• **DIRECTIONS FOR THIS TASK**: Below are the records. List every line holding the word "left".
== == ==
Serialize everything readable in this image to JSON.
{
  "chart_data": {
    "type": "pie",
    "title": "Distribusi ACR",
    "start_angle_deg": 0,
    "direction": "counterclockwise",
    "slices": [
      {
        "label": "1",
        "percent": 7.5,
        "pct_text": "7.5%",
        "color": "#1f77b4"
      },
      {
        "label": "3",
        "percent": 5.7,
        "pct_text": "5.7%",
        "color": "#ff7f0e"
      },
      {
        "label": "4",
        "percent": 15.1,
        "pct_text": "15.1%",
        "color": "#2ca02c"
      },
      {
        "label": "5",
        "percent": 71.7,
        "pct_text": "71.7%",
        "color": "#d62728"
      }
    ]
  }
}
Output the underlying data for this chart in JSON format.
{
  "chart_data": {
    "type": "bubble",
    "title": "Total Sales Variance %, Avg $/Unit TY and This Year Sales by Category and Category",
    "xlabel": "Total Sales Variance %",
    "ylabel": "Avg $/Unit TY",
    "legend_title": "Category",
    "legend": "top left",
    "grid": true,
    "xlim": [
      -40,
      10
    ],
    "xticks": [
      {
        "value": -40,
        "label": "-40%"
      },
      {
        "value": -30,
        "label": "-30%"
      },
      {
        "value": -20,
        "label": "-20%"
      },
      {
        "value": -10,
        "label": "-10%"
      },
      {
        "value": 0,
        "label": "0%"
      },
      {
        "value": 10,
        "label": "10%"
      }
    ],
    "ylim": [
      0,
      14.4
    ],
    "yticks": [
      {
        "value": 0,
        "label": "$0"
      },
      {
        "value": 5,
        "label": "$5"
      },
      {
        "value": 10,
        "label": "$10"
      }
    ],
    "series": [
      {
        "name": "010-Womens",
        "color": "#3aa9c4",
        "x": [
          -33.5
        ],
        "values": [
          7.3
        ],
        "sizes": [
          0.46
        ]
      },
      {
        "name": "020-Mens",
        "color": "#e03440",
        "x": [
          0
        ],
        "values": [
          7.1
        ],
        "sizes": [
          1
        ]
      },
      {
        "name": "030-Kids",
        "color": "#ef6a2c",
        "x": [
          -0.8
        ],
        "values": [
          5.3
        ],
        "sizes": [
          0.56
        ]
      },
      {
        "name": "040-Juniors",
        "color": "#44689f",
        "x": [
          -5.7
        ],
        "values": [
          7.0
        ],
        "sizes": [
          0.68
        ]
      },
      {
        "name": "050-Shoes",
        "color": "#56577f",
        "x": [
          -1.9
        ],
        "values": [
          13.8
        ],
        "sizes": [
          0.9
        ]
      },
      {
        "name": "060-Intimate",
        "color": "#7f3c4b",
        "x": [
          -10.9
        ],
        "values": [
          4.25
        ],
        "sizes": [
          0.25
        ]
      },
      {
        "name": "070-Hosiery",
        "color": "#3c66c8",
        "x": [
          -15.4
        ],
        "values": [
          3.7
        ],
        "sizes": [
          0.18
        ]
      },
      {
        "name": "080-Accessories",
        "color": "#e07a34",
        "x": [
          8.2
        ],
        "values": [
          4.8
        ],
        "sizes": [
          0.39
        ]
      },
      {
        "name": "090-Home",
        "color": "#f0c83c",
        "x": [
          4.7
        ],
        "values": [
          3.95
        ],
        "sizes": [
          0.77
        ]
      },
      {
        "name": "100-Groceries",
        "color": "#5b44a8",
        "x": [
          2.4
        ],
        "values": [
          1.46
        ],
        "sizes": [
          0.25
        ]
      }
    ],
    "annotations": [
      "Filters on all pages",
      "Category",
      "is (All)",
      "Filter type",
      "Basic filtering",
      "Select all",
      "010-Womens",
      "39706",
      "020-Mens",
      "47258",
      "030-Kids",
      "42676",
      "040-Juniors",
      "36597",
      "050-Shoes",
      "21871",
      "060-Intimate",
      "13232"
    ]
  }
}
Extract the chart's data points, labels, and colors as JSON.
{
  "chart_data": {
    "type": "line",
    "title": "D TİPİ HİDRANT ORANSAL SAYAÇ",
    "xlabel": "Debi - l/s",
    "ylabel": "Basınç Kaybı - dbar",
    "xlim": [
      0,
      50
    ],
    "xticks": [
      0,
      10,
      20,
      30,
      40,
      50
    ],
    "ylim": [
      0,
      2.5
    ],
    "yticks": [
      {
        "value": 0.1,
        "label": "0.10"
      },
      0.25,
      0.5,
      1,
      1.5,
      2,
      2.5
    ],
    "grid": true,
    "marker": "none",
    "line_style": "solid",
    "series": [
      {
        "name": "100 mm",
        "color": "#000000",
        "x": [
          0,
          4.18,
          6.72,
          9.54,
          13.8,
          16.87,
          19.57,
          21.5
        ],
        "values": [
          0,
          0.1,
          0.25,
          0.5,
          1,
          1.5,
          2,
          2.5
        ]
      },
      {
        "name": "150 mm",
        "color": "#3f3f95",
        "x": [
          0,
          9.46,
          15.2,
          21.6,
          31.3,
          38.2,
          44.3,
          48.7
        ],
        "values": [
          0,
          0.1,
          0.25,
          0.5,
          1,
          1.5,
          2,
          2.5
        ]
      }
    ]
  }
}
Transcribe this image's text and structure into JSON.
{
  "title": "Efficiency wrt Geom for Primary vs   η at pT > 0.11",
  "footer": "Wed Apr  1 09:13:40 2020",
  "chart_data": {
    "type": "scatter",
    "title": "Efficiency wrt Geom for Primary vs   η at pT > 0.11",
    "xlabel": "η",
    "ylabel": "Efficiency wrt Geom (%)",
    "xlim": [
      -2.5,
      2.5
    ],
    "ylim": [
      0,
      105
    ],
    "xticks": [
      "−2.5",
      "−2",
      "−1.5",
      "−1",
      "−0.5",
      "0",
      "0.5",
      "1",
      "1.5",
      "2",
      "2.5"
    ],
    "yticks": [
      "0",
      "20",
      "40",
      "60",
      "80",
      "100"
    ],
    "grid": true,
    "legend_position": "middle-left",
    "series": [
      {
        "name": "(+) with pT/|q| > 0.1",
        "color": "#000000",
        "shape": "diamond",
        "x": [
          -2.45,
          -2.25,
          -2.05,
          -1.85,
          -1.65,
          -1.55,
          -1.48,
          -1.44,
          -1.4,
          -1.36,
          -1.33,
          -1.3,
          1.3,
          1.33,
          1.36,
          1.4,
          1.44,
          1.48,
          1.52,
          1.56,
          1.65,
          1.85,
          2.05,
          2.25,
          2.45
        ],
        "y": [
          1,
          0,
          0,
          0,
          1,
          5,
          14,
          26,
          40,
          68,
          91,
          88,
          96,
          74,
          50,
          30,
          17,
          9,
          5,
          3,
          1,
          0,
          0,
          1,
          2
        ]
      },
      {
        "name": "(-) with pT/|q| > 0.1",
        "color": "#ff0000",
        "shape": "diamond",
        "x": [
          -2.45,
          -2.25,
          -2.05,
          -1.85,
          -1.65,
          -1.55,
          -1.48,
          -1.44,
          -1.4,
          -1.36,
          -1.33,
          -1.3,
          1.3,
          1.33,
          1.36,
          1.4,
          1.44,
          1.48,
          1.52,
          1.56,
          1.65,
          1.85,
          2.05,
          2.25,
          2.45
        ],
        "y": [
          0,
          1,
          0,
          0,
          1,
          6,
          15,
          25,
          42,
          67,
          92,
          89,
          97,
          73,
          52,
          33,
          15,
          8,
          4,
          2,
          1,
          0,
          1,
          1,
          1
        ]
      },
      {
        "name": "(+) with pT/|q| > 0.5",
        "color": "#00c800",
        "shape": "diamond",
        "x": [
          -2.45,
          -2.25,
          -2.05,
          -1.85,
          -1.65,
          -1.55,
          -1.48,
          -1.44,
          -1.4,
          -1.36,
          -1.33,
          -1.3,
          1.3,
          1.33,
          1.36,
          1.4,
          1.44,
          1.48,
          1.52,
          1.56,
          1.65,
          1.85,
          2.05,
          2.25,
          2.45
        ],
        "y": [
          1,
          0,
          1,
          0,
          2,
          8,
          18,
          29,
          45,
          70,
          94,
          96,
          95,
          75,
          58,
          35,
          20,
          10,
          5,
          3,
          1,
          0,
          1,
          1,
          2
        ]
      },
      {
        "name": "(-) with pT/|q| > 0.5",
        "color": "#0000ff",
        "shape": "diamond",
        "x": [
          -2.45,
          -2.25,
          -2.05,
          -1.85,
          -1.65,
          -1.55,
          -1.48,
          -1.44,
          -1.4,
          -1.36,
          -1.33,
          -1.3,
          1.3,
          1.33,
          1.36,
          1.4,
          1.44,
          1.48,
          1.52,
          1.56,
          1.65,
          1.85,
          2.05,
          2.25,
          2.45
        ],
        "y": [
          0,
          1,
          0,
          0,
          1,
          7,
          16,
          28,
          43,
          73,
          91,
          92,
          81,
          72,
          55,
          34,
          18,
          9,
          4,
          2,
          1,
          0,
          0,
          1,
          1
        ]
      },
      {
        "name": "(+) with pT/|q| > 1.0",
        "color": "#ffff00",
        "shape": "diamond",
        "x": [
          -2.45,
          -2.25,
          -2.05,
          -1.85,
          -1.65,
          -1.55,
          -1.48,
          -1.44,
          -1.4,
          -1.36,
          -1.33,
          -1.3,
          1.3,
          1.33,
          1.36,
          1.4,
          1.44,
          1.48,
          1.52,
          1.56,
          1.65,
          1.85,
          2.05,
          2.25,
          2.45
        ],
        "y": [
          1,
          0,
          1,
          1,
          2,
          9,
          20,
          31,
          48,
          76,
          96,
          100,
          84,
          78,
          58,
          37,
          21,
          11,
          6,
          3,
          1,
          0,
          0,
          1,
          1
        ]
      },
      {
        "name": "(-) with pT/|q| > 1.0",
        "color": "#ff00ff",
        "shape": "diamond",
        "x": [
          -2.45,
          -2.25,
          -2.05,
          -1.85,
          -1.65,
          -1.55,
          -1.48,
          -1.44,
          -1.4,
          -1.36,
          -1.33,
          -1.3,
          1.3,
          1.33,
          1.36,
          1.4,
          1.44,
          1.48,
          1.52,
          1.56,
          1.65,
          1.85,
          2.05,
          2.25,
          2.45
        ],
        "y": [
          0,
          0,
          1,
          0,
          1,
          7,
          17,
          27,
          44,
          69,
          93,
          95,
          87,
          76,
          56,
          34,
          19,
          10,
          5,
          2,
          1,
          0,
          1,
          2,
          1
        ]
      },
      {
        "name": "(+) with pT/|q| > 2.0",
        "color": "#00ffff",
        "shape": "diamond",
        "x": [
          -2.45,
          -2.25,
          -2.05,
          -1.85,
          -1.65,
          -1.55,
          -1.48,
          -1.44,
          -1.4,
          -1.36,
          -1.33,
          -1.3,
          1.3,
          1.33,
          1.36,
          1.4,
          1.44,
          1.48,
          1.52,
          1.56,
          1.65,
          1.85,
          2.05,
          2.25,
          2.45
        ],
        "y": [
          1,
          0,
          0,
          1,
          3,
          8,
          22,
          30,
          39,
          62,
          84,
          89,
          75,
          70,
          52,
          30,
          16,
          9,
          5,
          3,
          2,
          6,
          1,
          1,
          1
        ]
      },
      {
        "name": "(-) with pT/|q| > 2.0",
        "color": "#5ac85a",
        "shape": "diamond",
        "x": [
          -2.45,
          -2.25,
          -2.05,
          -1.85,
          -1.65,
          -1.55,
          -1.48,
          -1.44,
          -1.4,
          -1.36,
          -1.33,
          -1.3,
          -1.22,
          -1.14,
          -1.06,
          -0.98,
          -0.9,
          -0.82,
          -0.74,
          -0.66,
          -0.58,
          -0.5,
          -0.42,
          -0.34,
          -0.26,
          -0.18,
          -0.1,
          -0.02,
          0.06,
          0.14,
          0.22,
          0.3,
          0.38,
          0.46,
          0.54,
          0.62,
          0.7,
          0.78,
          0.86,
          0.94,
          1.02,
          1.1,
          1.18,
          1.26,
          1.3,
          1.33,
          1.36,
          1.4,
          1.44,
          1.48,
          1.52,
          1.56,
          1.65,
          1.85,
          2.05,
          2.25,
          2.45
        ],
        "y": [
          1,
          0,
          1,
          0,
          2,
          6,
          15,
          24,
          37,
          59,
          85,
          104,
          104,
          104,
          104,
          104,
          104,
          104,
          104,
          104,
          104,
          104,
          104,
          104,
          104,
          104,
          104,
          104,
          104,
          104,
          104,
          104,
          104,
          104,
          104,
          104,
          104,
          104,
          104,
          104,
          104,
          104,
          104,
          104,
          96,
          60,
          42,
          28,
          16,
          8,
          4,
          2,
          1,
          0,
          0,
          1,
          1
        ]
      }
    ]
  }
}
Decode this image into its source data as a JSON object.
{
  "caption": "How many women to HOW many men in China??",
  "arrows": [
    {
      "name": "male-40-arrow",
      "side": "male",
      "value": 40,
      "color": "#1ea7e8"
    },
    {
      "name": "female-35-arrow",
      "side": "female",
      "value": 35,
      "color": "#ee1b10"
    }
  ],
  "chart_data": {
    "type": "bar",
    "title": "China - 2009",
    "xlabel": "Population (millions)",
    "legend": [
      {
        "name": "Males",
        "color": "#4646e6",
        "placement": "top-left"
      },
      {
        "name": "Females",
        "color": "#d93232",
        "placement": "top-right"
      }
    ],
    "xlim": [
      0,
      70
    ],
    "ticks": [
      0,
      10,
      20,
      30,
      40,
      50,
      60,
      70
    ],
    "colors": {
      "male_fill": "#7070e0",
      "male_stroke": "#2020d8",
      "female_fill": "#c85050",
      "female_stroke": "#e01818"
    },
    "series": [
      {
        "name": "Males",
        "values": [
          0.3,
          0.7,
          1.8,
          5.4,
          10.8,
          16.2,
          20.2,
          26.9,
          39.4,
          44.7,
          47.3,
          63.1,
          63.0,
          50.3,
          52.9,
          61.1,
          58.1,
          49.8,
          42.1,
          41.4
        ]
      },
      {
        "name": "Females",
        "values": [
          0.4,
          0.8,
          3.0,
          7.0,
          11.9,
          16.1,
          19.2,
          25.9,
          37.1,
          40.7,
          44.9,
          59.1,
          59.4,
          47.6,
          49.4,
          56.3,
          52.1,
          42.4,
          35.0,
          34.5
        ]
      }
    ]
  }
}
== == ==
• **CORRECT ANSWER**:
    "legend": "top left",
    "legend_position": "middle-left",
        "placement": "top-left"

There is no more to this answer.